**Stated exercise**
Render every entry exactly as it appears.

Entries taken from a collection
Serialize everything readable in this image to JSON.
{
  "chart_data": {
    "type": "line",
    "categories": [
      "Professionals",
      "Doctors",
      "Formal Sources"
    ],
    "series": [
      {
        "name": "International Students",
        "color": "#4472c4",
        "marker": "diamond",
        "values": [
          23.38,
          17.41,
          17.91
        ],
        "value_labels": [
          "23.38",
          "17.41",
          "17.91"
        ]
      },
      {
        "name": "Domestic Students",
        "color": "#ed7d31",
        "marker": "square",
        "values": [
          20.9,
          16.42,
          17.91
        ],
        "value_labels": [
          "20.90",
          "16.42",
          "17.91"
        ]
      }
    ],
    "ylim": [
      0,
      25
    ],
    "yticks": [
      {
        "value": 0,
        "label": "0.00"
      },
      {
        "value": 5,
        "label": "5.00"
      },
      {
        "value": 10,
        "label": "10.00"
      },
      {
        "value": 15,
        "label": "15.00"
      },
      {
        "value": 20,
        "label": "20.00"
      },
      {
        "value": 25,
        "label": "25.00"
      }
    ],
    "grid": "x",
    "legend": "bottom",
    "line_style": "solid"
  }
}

**Answer for this exercise**
Serialize everything readable in this image to JSON.
{
  "chart_data": {
    "type": "line",
    "categories": [
      "Professionals",
      "Doctors",
      "Formal Sources"
    ],
    "series": [
      {
        "name": "International Students",
        "color": "#4472c4",
        "marker": "diamond",
        "values": [
          23.38,
          17.41,
          17.91
        ],
        "value_labels": [
          "23.38",
          "17.41",
          "17.91"
        ]
      },
      {
        "name": "Domestic Students",
        "color": "#ed7d31",
        "marker": "square",
        "values": [
          20.9,
          16.42,
          17.91
        ],
        "value_labels": [
          "20.90",
          "16.42",
          "17.91"
        ]
      }
    ],
    "ylim": [
      0,
      25
    ],
    "yticks": [
      {
        "value": 0,
        "label": "0.00"
      },
      {
        "value": 5,
        "label": "5.00"
      },
      {
        "value": 10,
        "label": "10.00"
      },
      {
        "value": 15,
        "label": "15.00"
      },
      {
        "value": 20,
        "label": "20.00"
      },
      {
        "value": 25,
        "label": "25.00"
      }
    ],
    "grid": "x",
    "legend": "bottom",
    "line_style": "solid"
  }
}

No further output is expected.